:: O que fazer ::
Indique todas as organizações referidas pelo nome no texto sobre o casal de abutre-preto.

Mas eram grandes os receios de que este ano o casal não regressasse ao ninho. No Verão passado, um incêndio no Parque Natural do Douro Internacional atingiu o ninho deste casal de abutre-preto e causou a morte da cria. “Tentámos evitar que o casal abandonasse a região” este ano, explicou Joaquim Teodósio. Durante o Inverno, a equipa – da qual também fazem parte elementos da associação Palombar e da Associação Transumância e Natureza (ATN) – reforçou o alimento nos campos de alimentação suplementar para abutres e instalou dois novos campos de alimentação perto da zona onde os abutres tinham nidificado em anos anteriores.

Em Novembro, o casal chegou às arribas do Douro. Mas o seu ninho já tinha ardido e, “numa região ainda debilitada pelos efeitos do fogo, não sobravam muitas opções, pois a maior parte das árvores mais robustas tinham ardido”, escreve a Spea em comunicado.

:: Excertos dos dados ::
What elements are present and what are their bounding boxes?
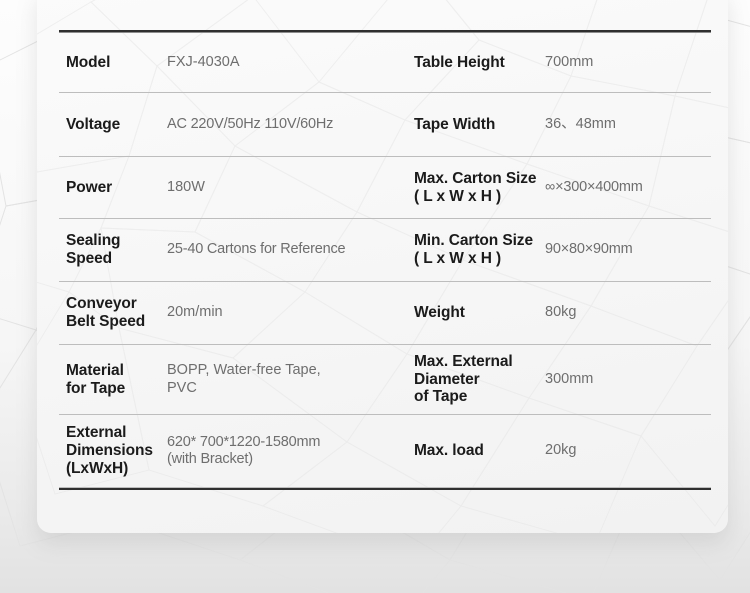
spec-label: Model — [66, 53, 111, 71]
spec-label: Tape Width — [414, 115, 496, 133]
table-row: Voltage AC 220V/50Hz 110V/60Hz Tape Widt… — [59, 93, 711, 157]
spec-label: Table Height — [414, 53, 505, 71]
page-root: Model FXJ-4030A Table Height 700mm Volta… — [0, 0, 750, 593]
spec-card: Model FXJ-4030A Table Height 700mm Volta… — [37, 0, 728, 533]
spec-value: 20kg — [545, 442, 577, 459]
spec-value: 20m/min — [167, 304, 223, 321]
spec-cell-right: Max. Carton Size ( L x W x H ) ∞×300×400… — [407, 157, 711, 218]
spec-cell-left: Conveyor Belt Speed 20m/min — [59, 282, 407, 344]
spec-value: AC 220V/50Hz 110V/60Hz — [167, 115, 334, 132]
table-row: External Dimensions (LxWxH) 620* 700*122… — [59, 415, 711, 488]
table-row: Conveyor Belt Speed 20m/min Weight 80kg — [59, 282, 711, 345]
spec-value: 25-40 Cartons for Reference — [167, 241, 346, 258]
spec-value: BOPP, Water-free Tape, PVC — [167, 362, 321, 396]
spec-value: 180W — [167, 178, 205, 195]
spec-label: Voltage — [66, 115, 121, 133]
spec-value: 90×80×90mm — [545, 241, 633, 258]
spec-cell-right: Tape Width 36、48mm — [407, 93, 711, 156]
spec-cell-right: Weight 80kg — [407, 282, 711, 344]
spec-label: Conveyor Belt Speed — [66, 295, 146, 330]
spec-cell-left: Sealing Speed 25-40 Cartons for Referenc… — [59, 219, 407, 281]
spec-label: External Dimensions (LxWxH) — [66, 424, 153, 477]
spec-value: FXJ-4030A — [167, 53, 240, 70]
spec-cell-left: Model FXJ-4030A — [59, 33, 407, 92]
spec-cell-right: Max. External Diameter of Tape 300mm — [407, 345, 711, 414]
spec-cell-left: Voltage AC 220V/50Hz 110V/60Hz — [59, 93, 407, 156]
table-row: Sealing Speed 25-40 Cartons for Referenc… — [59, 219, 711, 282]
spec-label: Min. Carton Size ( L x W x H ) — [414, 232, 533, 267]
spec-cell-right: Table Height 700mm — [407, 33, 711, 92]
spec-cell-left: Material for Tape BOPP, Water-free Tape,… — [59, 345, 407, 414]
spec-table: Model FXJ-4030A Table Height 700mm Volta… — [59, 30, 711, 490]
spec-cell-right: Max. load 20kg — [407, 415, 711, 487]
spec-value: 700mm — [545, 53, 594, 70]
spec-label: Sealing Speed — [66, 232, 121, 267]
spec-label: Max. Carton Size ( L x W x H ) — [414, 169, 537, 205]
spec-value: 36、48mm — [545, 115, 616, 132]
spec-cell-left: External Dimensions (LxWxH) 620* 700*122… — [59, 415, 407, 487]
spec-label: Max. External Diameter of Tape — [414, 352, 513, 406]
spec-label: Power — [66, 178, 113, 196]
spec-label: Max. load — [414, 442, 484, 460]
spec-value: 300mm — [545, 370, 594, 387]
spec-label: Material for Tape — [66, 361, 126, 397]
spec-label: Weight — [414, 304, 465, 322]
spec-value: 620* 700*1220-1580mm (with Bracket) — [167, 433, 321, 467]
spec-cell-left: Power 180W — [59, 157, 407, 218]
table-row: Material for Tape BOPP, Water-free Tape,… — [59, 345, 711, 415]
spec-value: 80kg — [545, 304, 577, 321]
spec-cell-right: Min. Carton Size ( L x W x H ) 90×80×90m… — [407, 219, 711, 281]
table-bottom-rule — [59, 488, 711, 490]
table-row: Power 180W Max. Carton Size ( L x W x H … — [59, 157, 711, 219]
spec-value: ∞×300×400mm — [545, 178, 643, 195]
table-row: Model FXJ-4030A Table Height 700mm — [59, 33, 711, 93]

:: Resposta escrita ::
- Palombar
- Associação Transumância e Natureza (ATN)
- Spea